*Aim:* Transcribe the entries below exactly; leave every image out.

*Data records:*
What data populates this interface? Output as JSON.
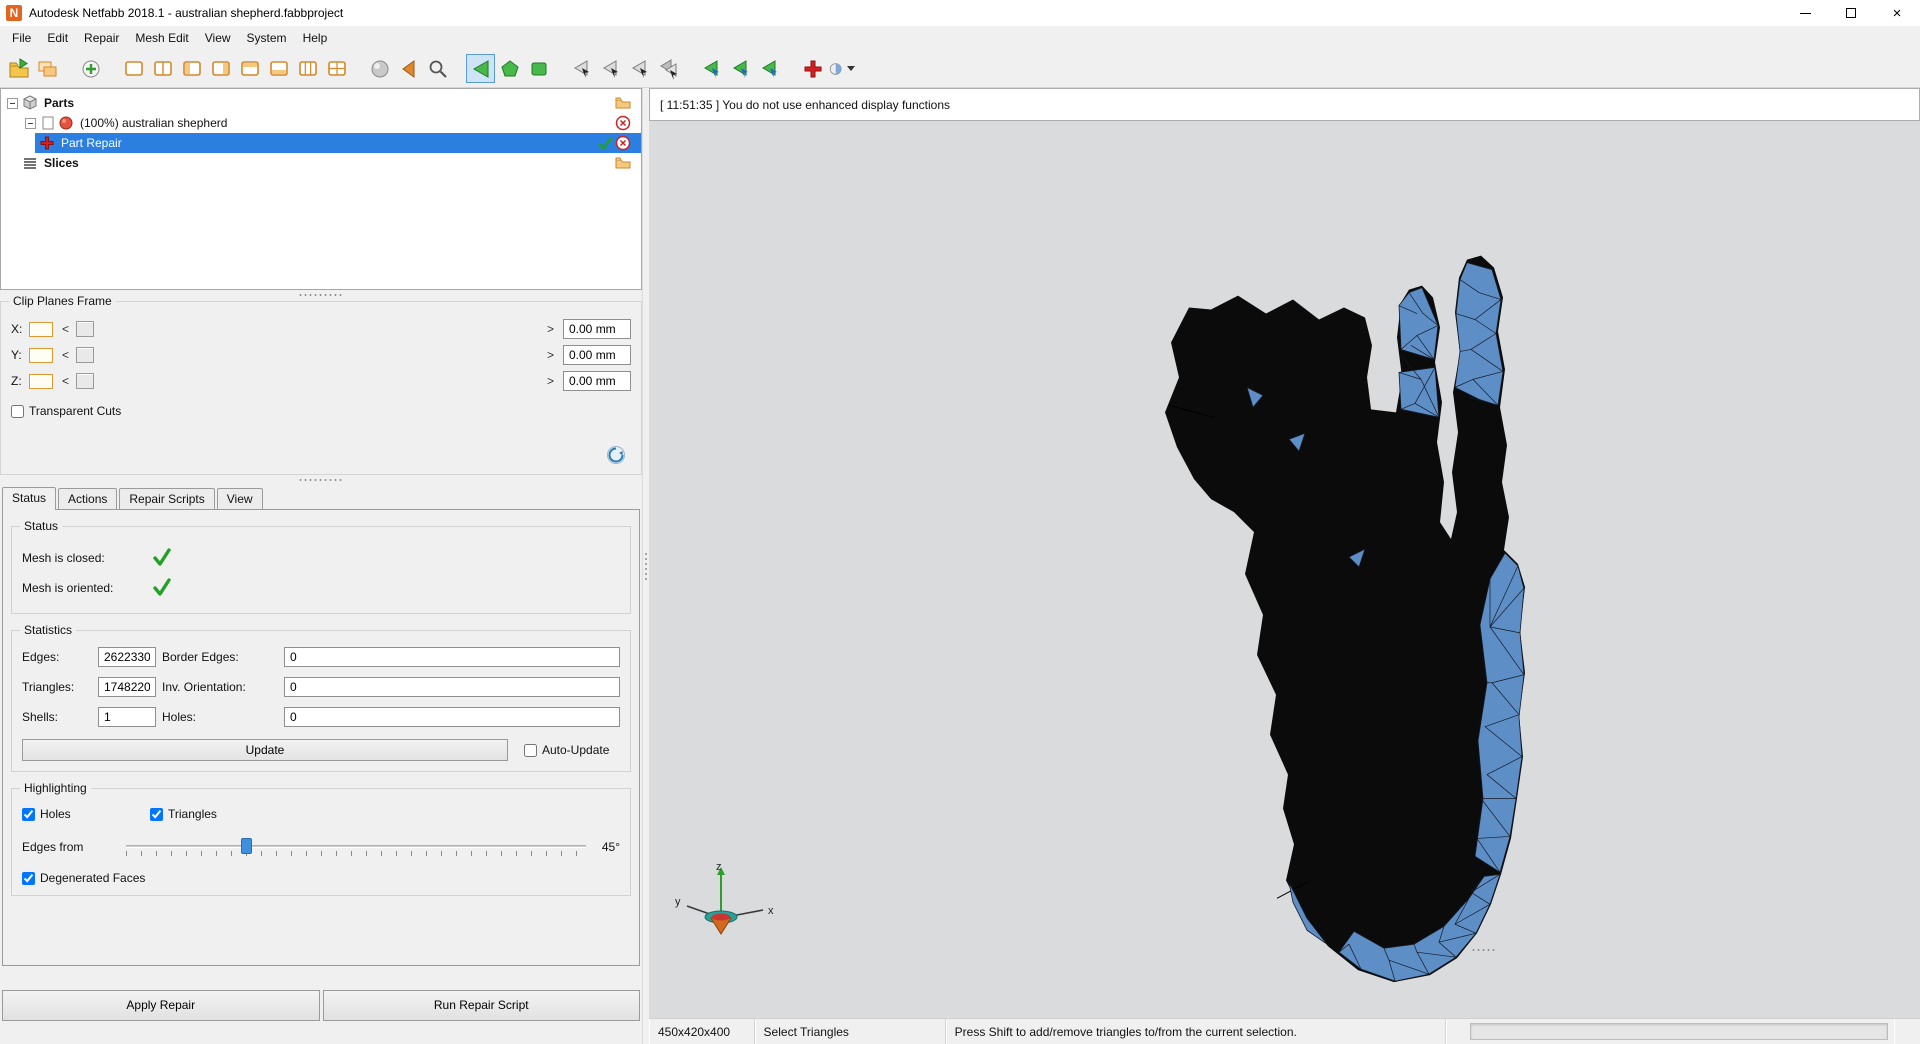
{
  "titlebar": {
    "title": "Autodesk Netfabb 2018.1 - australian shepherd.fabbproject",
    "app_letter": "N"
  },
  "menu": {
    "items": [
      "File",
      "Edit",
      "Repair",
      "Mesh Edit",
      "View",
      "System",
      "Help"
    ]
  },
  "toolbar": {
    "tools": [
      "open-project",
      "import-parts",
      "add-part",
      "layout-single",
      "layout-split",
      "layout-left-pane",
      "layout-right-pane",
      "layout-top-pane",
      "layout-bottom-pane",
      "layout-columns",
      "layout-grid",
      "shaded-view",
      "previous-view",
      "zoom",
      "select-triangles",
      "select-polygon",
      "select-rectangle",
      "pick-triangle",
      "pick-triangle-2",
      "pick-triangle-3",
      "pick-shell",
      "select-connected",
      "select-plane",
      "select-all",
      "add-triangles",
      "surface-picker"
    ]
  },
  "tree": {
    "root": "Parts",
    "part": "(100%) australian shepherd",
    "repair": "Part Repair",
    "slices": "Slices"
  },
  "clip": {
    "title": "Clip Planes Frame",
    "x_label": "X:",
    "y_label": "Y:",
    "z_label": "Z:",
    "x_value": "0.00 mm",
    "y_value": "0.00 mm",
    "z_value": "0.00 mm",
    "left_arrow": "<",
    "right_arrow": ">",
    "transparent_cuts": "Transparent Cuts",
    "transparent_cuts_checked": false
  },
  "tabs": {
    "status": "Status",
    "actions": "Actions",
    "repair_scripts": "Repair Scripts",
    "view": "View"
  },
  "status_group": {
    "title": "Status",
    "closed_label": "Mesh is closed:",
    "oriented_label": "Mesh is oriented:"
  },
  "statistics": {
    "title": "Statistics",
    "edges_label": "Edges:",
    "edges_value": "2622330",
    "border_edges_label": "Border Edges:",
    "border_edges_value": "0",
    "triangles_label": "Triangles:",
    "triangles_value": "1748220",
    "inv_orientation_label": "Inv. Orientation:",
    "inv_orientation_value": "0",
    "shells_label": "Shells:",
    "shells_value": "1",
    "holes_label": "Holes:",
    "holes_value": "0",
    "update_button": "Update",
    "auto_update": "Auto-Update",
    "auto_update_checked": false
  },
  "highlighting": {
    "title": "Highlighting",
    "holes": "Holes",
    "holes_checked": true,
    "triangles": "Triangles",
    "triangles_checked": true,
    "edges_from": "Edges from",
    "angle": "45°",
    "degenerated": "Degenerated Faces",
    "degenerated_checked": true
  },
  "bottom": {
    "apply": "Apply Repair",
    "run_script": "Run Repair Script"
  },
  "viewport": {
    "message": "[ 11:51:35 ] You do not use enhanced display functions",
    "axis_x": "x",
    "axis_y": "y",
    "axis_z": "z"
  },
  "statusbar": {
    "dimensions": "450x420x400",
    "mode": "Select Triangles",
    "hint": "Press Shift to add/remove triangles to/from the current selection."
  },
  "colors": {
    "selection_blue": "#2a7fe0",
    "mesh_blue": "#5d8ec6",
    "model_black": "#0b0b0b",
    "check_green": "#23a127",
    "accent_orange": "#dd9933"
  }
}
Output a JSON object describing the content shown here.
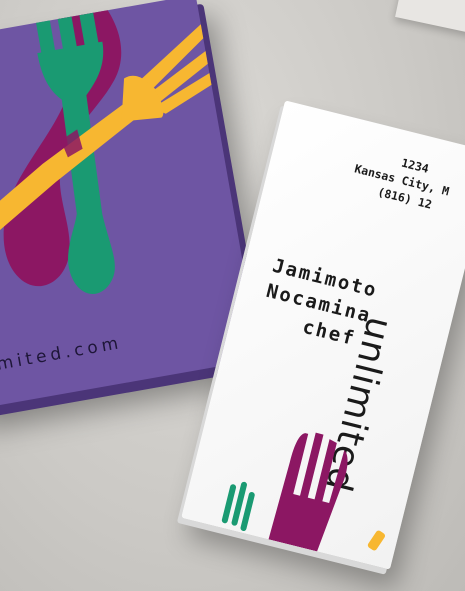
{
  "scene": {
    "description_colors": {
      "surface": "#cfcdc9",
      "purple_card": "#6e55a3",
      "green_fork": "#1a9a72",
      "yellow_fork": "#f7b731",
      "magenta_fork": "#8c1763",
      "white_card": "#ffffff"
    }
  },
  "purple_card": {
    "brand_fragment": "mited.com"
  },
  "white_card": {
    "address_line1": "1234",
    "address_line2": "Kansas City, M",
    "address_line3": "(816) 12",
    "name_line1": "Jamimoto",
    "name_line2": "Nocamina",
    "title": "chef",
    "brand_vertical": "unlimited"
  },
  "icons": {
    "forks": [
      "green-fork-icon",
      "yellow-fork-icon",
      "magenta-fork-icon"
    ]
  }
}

*Final result:*
What data populates this interface? Output as JSON.
{
  "titlebar": {
    "title": "Autodesk Netfabb 2018.1 - australian shepherd.fabbproject",
    "app_letter": "N"
  },
  "menu": {
    "items": [
      "File",
      "Edit",
      "Repair",
      "Mesh Edit",
      "View",
      "System",
      "Help"
    ]
  },
  "toolbar": {
    "tools": [
      "open-project",
      "import-parts",
      "add-part",
      "layout-single",
      "layout-split",
      "layout-left-pane",
      "layout-right-pane",
      "layout-top-pane",
      "layout-bottom-pane",
      "layout-columns",
      "layout-grid",
      "shaded-view",
      "previous-view",
      "zoom",
      "select-triangles",
      "select-polygon",
      "select-rectangle",
      "pick-triangle",
      "pick-triangle-2",
      "pick-triangle-3",
      "pick-shell",
      "select-connected",
      "select-plane",
      "select-all",
      "add-triangles",
      "surface-picker"
    ]
  },
  "tree": {
    "root": "Parts",
    "part": "(100%) australian shepherd",
    "repair": "Part Repair",
    "slices": "Slices"
  },
  "clip": {
    "title": "Clip Planes Frame",
    "x_label": "X:",
    "y_label": "Y:",
    "z_label": "Z:",
    "x_value": "0.00 mm",
    "y_value": "0.00 mm",
    "z_value": "0.00 mm",
    "left_arrow": "<",
    "right_arrow": ">",
    "transparent_cuts": "Transparent Cuts",
    "transparent_cuts_checked": false
  },
  "tabs": {
    "status": "Status",
    "actions": "Actions",
    "repair_scripts": "Repair Scripts",
    "view": "View"
  },
  "status_group": {
    "title": "Status",
    "closed_label": "Mesh is closed:",
    "oriented_label": "Mesh is oriented:"
  },
  "statistics": {
    "title": "Statistics",
    "edges_label": "Edges:",
    "edges_value": "2622330",
    "border_edges_label": "Border Edges:",
    "border_edges_value": "0",
    "triangles_label": "Triangles:",
    "triangles_value": "1748220",
    "inv_orientation_label": "Inv. Orientation:",
    "inv_orientation_value": "0",
    "shells_label": "Shells:",
    "shells_value": "1",
    "holes_label": "Holes:",
    "holes_value": "0",
    "update_button": "Update",
    "auto_update": "Auto-Update",
    "auto_update_checked": false
  },
  "highlighting": {
    "title": "Highlighting",
    "holes": "Holes",
    "holes_checked": true,
    "triangles": "Triangles",
    "triangles_checked": true,
    "edges_from": "Edges from",
    "angle": "45°",
    "degenerated": "Degenerated Faces",
    "degenerated_checked": true
  },
  "bottom": {
    "apply": "Apply Repair",
    "run_script": "Run Repair Script"
  },
  "viewport": {
    "message": "[ 11:51:35 ] You do not use enhanced display functions",
    "axis_x": "x",
    "axis_y": "y",
    "axis_z": "z"
  },
  "statusbar": {
    "dimensions": "450x420x400",
    "mode": "Select Triangles",
    "hint": "Press Shift to add/remove triangles to/from the current selection."
  },
  "colors": {
    "selection_blue": "#2a7fe0",
    "mesh_blue": "#5d8ec6",
    "model_black": "#0b0b0b",
    "check_green": "#23a127",
    "accent_orange": "#dd9933"
  }
}
Output a JSON object describing the content shown here.
{
  "scene": {
    "description_colors": {
      "surface": "#cfcdc9",
      "purple_card": "#6e55a3",
      "green_fork": "#1a9a72",
      "yellow_fork": "#f7b731",
      "magenta_fork": "#8c1763",
      "white_card": "#ffffff"
    }
  },
  "purple_card": {
    "brand_fragment": "mited.com"
  },
  "white_card": {
    "address_line1": "1234",
    "address_line2": "Kansas City, M",
    "address_line3": "(816) 12",
    "name_line1": "Jamimoto",
    "name_line2": "Nocamina",
    "title": "chef",
    "brand_vertical": "unlimited"
  },
  "icons": {
    "forks": [
      "green-fork-icon",
      "yellow-fork-icon",
      "magenta-fork-icon"
    ]
  }
}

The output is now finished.